• [What you will do]: Exactly reproduce the lines that follow.

• [Record set]:
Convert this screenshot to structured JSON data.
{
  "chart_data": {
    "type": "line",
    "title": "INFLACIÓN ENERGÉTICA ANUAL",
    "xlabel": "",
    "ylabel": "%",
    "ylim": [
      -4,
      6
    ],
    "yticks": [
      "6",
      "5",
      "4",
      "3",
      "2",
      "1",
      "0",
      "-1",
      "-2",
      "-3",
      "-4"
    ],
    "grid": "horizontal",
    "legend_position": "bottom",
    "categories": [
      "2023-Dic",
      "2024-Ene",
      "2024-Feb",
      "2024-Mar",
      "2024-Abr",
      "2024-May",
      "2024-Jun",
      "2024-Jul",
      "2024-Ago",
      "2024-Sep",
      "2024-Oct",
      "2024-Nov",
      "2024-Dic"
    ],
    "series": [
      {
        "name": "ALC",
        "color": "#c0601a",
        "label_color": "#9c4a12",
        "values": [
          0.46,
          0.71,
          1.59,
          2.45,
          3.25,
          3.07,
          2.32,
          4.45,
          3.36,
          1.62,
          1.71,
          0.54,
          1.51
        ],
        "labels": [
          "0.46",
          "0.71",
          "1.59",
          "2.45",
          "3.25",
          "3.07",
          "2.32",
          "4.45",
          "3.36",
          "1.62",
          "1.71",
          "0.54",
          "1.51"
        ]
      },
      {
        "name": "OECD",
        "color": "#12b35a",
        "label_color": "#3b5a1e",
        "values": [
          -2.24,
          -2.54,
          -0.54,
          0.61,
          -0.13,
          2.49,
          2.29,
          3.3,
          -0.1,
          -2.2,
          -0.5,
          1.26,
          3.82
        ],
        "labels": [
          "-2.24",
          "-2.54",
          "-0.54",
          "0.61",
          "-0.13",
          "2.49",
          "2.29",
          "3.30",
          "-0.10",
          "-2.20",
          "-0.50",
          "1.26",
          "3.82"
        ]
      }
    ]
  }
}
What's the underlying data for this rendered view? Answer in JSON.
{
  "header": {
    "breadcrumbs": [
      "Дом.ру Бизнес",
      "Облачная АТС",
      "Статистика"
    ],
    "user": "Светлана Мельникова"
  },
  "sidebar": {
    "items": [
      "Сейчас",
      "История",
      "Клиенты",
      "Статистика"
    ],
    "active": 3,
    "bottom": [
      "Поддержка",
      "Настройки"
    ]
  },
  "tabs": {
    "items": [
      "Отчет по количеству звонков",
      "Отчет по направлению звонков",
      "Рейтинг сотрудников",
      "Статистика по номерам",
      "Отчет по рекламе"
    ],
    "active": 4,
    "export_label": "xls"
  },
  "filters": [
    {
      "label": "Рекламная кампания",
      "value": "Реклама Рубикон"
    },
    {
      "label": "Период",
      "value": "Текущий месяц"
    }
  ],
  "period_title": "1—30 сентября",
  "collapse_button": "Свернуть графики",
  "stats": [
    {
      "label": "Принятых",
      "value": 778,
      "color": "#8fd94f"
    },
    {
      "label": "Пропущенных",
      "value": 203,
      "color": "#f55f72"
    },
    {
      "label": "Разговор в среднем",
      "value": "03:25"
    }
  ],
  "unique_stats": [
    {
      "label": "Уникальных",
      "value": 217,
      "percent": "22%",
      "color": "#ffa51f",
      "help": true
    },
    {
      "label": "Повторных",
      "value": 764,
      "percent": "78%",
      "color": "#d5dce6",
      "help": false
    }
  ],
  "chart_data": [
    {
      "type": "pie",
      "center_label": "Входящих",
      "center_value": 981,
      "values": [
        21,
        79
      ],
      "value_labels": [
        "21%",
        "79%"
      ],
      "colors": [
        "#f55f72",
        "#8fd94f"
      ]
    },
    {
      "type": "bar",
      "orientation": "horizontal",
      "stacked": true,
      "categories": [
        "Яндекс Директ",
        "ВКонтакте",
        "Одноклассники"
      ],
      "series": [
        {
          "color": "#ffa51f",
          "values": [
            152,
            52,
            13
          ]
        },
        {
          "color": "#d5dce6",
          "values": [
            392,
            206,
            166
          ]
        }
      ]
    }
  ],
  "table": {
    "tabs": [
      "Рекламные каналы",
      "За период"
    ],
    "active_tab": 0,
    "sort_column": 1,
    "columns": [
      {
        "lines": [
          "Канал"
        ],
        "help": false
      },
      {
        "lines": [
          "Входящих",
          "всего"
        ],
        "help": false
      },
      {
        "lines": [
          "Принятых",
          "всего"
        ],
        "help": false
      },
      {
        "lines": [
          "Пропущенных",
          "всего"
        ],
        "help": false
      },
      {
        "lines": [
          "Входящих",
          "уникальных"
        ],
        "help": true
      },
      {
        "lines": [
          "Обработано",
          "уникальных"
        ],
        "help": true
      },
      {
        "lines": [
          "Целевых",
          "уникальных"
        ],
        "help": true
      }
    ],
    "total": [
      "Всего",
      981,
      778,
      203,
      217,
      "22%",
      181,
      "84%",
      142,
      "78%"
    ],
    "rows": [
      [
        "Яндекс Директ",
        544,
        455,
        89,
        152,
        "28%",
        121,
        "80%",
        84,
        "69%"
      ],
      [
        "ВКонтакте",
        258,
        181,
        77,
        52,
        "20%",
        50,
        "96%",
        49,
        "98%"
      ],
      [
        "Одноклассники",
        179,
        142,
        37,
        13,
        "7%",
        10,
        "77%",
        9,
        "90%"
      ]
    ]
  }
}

• [Task response]:
Convert this screenshot to structured JSON data.
{
  "chart_data": {
    "type": "line",
    "title": "INFLACIÓN ENERGÉTICA ANUAL",
    "xlabel": "",
    "ylabel": "%",
    "ylim": [
      -4,
      6
    ],
    "yticks": [
      "6",
      "5",
      "4",
      "3",
      "2",
      "1",
      "0",
      "-1",
      "-2",
      "-3",
      "-4"
    ],
    "grid": "horizontal",
    "legend_position": "bottom",
    "categories": [
      "2023-Dic",
      "2024-Ene",
      "2024-Feb",
      "2024-Mar",
      "2024-Abr",
      "2024-May",
      "2024-Jun",
      "2024-Jul",
      "2024-Ago",
      "2024-Sep",
      "2024-Oct",
      "2024-Nov",
      "2024-Dic"
    ],
    "series": [
      {
        "name": "ALC",
        "color": "#c0601a",
        "label_color": "#9c4a12",
        "values": [
          0.46,
          0.71,
          1.59,
          2.45,
          3.25,
          3.07,
          2.32,
          4.45,
          3.36,
          1.62,
          1.71,
          0.54,
          1.51
        ],
        "labels": [
          "0.46",
          "0.71",
          "1.59",
          "2.45",
          "3.25",
          "3.07",
          "2.32",
          "4.45",
          "3.36",
          "1.62",
          "1.71",
          "0.54",
          "1.51"
        ]
      },
      {
        "name": "OECD",
        "color": "#12b35a",
        "label_color": "#3b5a1e",
        "values": [
          -2.24,
          -2.54,
          -0.54,
          0.61,
          -0.13,
          2.49,
          2.29,
          3.3,
          -0.1,
          -2.2,
          -0.5,
          1.26,
          3.82
        ],
        "labels": [
          "-2.24",
          "-2.54",
          "-0.54",
          "0.61",
          "-0.13",
          "2.49",
          "2.29",
          "3.30",
          "-0.10",
          "-2.20",
          "-0.50",
          "1.26",
          "3.82"
        ]
      }
    ]
  }
}
What's the underlying data for this rendered view? Answer in JSON.
{
  "header": {
    "breadcrumbs": [
      "Дом.ру Бизнес",
      "Облачная АТС",
      "Статистика"
    ],
    "user": "Светлана Мельникова"
  },
  "sidebar": {
    "items": [
      "Сейчас",
      "История",
      "Клиенты",
      "Статистика"
    ],
    "active": 3,
    "bottom": [
      "Поддержка",
      "Настройки"
    ]
  },
  "tabs": {
    "items": [
      "Отчет по количеству звонков",
      "Отчет по направлению звонков",
      "Рейтинг сотрудников",
      "Статистика по номерам",
      "Отчет по рекламе"
    ],
    "active": 4,
    "export_label": "xls"
  },
  "filters": [
    {
      "label": "Рекламная кампания",
      "value": "Реклама Рубикон"
    },
    {
      "label": "Период",
      "value": "Текущий месяц"
    }
  ],
  "period_title": "1—30 сентября",
  "collapse_button": "Свернуть графики",
  "stats": [
    {
      "label": "Принятых",
      "value": 778,
      "color": "#8fd94f"
    },
    {
      "label": "Пропущенных",
      "value": 203,
      "color": "#f55f72"
    },
    {
      "label": "Разговор в среднем",
      "value": "03:25"
    }
  ],
  "unique_stats": [
    {
      "label": "Уникальных",
      "value": 217,
      "percent": "22%",
      "color": "#ffa51f",
      "help": true
    },
    {
      "label": "Повторных",
      "value": 764,
      "percent": "78%",
      "color": "#d5dce6",
      "help": false
    }
  ],
  "chart_data": [
    {
      "type": "pie",
      "center_label": "Входящих",
      "center_value": 981,
      "values": [
        21,
        79
      ],
      "value_labels": [
        "21%",
        "79%"
      ],
      "colors": [
        "#f55f72",
        "#8fd94f"
      ]
    },
    {
      "type": "bar",
      "orientation": "horizontal",
      "stacked": true,
      "categories": [
        "Яндекс Директ",
        "ВКонтакте",
        "Одноклассники"
      ],
      "series": [
        {
          "color": "#ffa51f",
          "values": [
            152,
            52,
            13
          ]
        },
        {
          "color": "#d5dce6",
          "values": [
            392,
            206,
            166
          ]
        }
      ]
    }
  ],
  "table": {
    "tabs": [
      "Рекламные каналы",
      "За период"
    ],
    "active_tab": 0,
    "sort_column": 1,
    "columns": [
      {
        "lines": [
          "Канал"
        ],
        "help": false
      },
      {
        "lines": [
          "Входящих",
          "всего"
        ],
        "help": false
      },
      {
        "lines": [
          "Принятых",
          "всего"
        ],
        "help": false
      },
      {
        "lines": [
          "Пропущенных",
          "всего"
        ],
        "help": false
      },
      {
        "lines": [
          "Входящих",
          "уникальных"
        ],
        "help": true
      },
      {
        "lines": [
          "Обработано",
          "уникальных"
        ],
        "help": true
      },
      {
        "lines": [
          "Целевых",
          "уникальных"
        ],
        "help": true
      }
    ],
    "total": [
      "Всего",
      981,
      778,
      203,
      217,
      "22%",
      181,
      "84%",
      142,
      "78%"
    ],
    "rows": [
      [
        "Яндекс Директ",
        544,
        455,
        89,
        152,
        "28%",
        121,
        "80%",
        84,
        "69%"
      ],
      [
        "ВКонтакте",
        258,
        181,
        77,
        52,
        "20%",
        50,
        "96%",
        49,
        "98%"
      ],
      [
        "Одноклассники",
        179,
        142,
        37,
        13,
        "7%",
        10,
        "77%",
        9,
        "90%"
      ]
    ]
  }
}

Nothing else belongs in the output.